§ Problem to solve: Of all the lines in the data below, how many contain "shall"? Report that number alone.

§ Stored data:
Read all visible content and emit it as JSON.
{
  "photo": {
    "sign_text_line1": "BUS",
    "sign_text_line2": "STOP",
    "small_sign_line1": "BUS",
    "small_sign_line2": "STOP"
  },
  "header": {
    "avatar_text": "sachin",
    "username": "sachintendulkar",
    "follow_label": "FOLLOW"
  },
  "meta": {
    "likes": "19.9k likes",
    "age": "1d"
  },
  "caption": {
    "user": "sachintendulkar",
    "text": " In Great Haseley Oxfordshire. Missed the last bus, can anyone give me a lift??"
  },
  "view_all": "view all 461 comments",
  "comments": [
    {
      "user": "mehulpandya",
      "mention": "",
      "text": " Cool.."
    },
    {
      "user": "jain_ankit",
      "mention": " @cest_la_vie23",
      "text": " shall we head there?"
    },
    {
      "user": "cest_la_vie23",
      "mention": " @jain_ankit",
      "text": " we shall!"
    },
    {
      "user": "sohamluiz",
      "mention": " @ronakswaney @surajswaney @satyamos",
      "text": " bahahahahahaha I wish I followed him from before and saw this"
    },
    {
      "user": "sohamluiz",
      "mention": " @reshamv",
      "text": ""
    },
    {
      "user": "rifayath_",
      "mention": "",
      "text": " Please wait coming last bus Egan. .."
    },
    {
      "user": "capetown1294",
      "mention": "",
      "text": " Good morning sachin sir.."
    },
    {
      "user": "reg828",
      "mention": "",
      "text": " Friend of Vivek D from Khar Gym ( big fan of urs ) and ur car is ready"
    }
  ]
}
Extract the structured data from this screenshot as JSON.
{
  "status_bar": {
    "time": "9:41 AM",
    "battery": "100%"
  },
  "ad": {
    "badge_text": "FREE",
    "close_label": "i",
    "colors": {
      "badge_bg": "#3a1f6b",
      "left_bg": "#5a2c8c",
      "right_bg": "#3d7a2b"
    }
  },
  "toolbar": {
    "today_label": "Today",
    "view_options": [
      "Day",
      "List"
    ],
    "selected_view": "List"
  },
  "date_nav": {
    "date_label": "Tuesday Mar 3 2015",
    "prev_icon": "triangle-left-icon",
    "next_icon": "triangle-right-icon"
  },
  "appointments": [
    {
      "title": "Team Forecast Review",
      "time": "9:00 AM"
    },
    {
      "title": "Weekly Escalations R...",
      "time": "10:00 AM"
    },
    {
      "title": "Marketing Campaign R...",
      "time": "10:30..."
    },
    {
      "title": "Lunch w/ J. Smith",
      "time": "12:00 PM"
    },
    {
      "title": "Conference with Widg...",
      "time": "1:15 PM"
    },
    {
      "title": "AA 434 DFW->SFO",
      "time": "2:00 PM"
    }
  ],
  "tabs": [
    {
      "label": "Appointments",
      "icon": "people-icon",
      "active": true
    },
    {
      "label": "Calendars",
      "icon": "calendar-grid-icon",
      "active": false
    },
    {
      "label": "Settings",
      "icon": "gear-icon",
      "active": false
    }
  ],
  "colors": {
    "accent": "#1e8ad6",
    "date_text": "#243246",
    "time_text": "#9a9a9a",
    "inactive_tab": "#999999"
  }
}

§ Final result: 2